30 juillet 1997 Paru dans le N°203 à la page 32 ( mots)
Rédigé par : Nicolas ROCHE, Christian PROST, Marie-noëlle PONS et 1 autres personnes

Un modèle reliant le débit de temps sec des eaux usées urbaines arrivant à la station d'épuration à leur concentration en DCO est proposé dans cet article. Son originalité réside non seulement dans sa simplicité, mais aussi dans le fait qu'il prend en considération un paramètre souvent ignoré, le débit d'eaux claires parasites. Les résultats obtenus montrent que l'estimation de la DCO satisfaisante, préférable en tout état de cause à une ignorance complète de ce paramètre essentiel à la maîtrise du fonctionnement d'une station d'épuration.

[Photo : Bruno Weiss, Laboratoire des Sciences du Génie Chimique - CNRS - ENSIC - INPL et Groupement pour l’Évaluation de la Mesure et du Composant en Eau et Assainissement]

Ont également participé à l’élaboration de cet article :

Marie-Noëlle Pons, Laboratoire des Sciences de Génie Chimique - CNRS - ENSIC - INPL

Nicolas Roche, Laboratoire des Sciences de Génie Chimique - CNRS - ENSIC - INPL

Jean-Pierre Correrio, Laboratoire des Sciences de Génie Chimique - CNRS - ENSIC - INPL

Christian Prost, Laboratoire des Sciences du Génie Chimique - CNRS - ENSIC - INPL

Le contrôle automatisé des stations de traitement des eaux usées à boues activées est une tâche ardue, mais passionnante. En effet, les cinétiques complexes des processus biochimiques mis en jeu, les temps de séjour dans les différents ouvrages composant la station relativement longs et la grande distribution spatiale d’une telle station rendent la maîtrise de son fonctionnement, et donc son contrôle, très difficiles. On recense néanmoins dans la littérature certaines stratégies théoriques de contrôle (Ganczarczyk, 1983), mais leur application nécessite de pouvoir mesurer en ligne des variables caractéristiques du processus. Or, on ne dispose pas, justement, à l’heure actuelle, de moyens très fiables permettant de mesurer en temps réel des paramètres qualitatifs, tels que la demande chimique en oxygène (DCO) ou les matières en suspension (MES). Afin de lever cette difficulté due à une carence technologique, nous nous proposons d’identifier un modèle permettant d’estimer la qualité de l’eau à partir de la seule mesure du débit. Pour restreindre le champ d’investigation, nous nous…

[Figure 1 : légende : Relation entre la DCO mesurée sur l'eau brute et l'absorbance optique à 254 nm]

en tenant à l'évaluation d’un seul paramètre de qualité, la DCO. D'autres chercheurs ont entrepris avec un succès mitigé des démarches analogues sur les MES (Isabel et col., 1989).

:::

● **Travail demandé**
Reformulez sous forme de liste, s'il vous plaît, le paragraphe de l'extrait qui commence par « Un modèle reliant le débit », en gardant ses faits principaux. Les lignes qui suivent n'interviennent en rien dans ce travail.

● **Données brutes**
:::

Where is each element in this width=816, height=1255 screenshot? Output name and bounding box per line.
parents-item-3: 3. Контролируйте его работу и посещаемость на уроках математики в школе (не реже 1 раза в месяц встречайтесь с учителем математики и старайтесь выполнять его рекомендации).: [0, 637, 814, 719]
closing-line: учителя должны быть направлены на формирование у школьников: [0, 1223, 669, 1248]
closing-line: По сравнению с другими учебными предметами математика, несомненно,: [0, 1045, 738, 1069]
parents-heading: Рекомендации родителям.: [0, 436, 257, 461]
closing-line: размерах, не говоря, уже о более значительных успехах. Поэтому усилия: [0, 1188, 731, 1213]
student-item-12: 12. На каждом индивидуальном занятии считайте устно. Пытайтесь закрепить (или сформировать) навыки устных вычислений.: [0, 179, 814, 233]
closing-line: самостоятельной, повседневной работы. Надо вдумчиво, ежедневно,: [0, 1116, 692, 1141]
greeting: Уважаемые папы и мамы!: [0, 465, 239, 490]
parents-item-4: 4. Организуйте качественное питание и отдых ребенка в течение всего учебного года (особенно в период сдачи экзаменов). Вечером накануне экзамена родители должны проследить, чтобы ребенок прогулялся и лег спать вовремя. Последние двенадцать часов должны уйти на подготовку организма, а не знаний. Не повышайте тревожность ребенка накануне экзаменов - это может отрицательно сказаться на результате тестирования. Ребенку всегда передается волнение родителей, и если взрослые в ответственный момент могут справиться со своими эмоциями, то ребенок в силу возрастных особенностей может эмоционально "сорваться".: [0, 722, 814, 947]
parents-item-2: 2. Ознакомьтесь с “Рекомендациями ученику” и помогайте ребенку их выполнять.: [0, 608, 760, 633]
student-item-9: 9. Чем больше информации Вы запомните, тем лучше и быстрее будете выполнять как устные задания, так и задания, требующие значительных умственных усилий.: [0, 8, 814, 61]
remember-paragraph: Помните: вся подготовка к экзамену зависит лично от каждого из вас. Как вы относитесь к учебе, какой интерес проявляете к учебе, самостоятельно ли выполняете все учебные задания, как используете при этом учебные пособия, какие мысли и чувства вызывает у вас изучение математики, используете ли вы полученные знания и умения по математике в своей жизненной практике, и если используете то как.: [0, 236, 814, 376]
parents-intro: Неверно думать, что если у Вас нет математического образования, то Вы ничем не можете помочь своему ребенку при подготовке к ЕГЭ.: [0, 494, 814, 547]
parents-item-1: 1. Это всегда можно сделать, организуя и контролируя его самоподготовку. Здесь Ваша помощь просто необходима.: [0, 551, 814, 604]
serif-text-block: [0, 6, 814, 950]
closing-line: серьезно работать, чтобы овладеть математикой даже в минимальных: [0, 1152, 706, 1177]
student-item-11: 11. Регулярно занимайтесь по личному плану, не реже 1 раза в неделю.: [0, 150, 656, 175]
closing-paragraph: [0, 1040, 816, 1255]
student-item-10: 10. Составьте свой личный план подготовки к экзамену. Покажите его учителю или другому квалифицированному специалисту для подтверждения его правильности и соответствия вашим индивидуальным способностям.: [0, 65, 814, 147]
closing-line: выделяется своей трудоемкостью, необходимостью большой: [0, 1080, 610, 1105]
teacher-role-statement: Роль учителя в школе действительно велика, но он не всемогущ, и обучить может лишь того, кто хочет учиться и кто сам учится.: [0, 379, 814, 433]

:::

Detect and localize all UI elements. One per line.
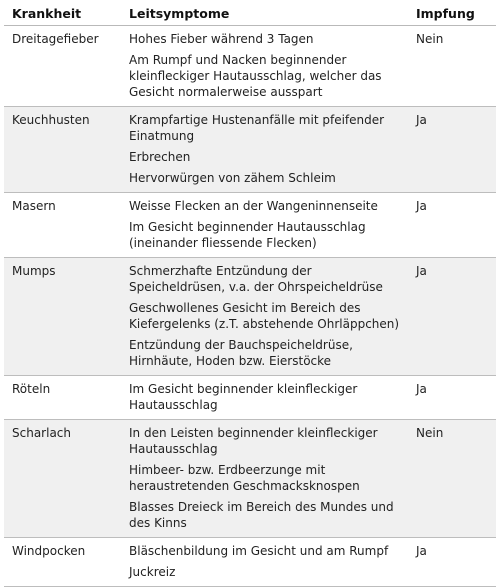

:::

● **Réponse attendue**
- Objet : un modèle qui relie le débit de temps sec des eaux usées urbaines arrivant à la station d'épuration à leur concentration en DCO.
- Originalité : sa simplicité et la prise en compte du débit d'eaux claires parasites, un paramètre souvent ignoré.
- Résultats : une estimation satisfaisante de la DCO. Elle reste préférable à une ignorance complète de ce paramètre, essentiel à la maîtrise du fonctionnement d'une station d'épuration.